[TASK REQUIREMENTS]: Search the material below for the word "눌러주세요". Copy every line that has it.

[RECORD LIST]:
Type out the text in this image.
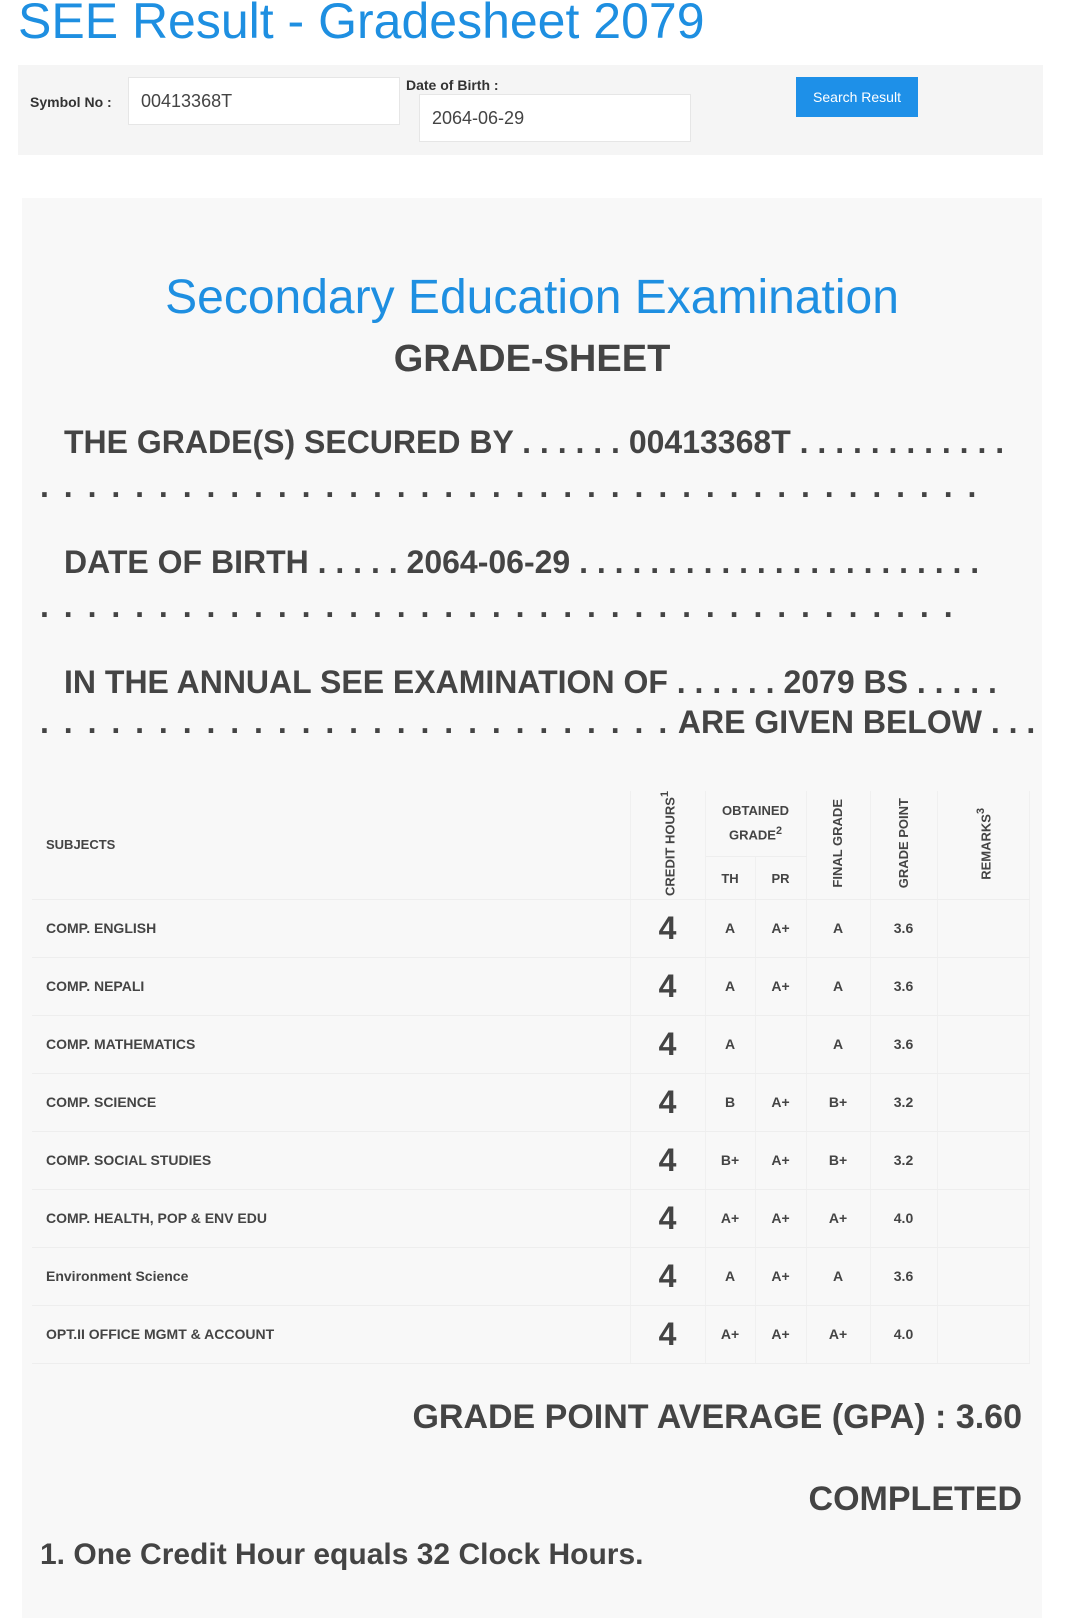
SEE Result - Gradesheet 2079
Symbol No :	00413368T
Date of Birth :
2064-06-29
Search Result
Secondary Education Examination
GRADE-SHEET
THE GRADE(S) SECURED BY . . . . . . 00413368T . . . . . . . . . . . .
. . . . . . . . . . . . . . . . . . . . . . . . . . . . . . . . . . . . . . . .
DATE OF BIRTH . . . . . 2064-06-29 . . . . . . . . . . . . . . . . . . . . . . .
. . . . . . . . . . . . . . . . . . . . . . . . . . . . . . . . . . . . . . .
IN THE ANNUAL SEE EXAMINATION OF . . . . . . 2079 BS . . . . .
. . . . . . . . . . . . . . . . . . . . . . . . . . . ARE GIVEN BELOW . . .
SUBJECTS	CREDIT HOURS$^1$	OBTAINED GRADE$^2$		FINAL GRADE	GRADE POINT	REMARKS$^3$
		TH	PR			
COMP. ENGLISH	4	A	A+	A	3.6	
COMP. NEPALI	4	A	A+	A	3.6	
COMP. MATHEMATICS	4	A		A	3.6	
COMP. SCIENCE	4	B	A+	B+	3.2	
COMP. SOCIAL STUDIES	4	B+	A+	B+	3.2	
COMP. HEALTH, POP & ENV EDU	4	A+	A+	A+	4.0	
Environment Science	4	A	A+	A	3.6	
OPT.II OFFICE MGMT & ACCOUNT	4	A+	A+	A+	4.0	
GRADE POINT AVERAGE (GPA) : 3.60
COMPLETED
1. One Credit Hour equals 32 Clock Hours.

==

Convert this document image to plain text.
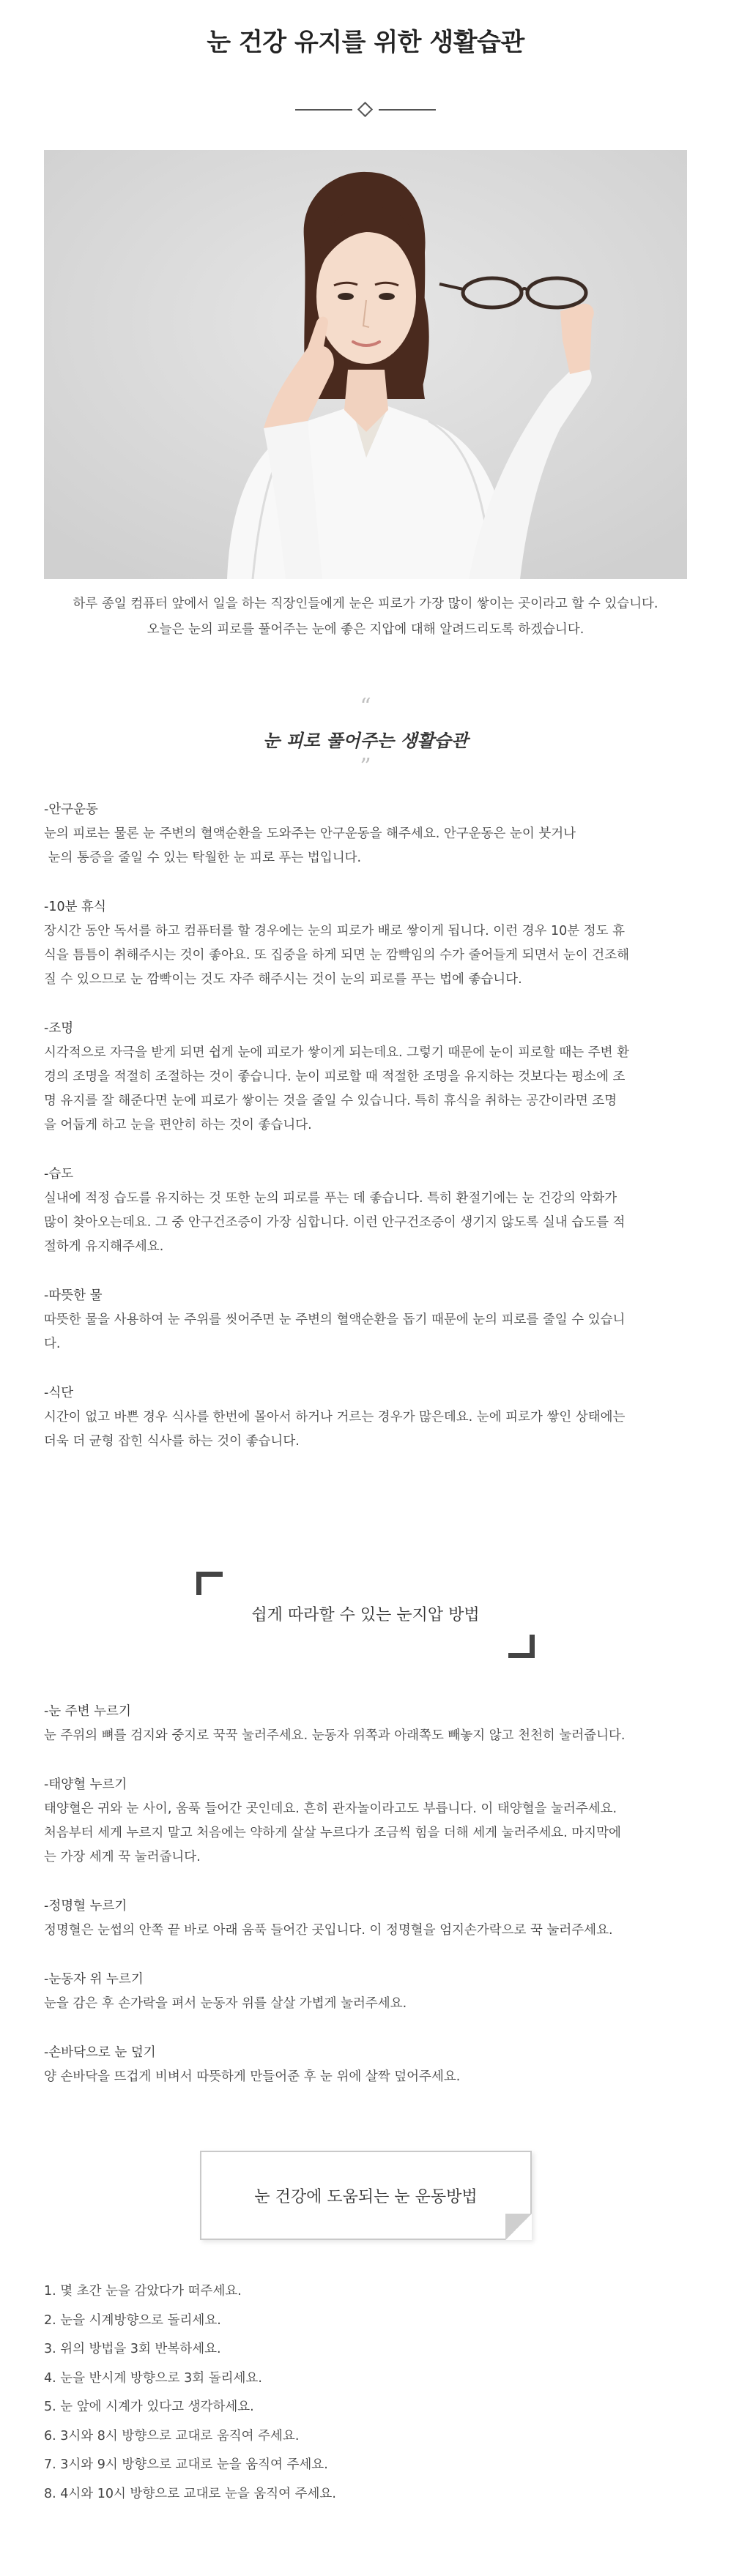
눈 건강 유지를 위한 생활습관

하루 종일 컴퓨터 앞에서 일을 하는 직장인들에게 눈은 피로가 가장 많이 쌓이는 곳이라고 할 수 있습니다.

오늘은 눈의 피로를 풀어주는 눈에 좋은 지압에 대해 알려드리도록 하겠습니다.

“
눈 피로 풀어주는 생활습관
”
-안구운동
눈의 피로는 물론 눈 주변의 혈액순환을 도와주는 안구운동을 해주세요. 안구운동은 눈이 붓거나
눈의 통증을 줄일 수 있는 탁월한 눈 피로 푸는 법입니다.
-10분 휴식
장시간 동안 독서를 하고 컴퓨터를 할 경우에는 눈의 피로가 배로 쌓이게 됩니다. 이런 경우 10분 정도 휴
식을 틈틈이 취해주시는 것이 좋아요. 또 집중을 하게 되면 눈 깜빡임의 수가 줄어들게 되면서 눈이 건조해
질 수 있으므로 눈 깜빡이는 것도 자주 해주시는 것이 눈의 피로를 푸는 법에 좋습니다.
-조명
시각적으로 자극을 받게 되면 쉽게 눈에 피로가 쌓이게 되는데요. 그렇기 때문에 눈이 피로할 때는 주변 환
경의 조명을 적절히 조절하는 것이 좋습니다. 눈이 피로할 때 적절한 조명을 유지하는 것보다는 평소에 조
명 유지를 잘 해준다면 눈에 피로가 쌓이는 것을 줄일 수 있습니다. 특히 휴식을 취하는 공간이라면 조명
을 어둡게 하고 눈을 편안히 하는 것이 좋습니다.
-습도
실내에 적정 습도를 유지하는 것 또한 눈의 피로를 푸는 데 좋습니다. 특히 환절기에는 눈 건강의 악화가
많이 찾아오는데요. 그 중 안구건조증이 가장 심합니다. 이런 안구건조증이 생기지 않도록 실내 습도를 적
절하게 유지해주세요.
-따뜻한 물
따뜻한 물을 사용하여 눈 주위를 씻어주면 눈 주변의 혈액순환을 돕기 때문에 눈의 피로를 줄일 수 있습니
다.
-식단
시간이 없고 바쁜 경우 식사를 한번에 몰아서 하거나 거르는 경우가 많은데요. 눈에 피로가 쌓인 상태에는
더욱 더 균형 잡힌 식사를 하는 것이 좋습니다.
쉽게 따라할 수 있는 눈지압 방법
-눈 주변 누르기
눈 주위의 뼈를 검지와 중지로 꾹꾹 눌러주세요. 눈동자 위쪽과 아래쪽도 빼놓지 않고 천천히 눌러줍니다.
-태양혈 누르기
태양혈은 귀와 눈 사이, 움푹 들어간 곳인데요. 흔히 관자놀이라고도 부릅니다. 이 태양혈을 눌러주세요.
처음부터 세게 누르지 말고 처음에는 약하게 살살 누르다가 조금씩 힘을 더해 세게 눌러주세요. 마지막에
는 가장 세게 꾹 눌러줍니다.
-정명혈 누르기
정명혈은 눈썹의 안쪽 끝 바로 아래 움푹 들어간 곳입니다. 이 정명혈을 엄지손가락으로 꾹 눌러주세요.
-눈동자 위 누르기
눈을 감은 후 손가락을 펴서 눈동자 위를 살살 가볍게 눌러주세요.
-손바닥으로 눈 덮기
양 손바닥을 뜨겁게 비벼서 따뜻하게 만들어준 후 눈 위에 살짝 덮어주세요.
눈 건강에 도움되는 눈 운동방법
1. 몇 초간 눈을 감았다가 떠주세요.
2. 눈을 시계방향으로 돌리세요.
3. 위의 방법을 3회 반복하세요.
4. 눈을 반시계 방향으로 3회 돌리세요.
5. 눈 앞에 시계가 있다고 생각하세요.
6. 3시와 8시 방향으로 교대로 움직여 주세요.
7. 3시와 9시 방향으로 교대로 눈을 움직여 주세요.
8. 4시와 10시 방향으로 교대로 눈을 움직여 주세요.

[RESPONSE]:
눈 주위의 뼈를 검지와 중지로 꾹꾹 눌러주세요. 눈동자 위쪽과 아래쪽도 빼놓지 않고 천천히 눌러줍니다.
태양혈은 귀와 눈 사이, 움푹 들어간 곳인데요. 흔히 관자놀이라고도 부릅니다. 이 태양혈을 눌러주세요.
처음부터 세게 누르지 말고 처음에는 약하게 살살 누르다가 조금씩 힘을 더해 세게 눌러주세요. 마지막에
정명혈은 눈썹의 안쪽 끝 바로 아래 움푹 들어간 곳입니다. 이 정명혈을 엄지손가락으로 꾹 눌러주세요.
눈을 감은 후 손가락을 펴서 눈동자 위를 살살 가볍게 눌러주세요.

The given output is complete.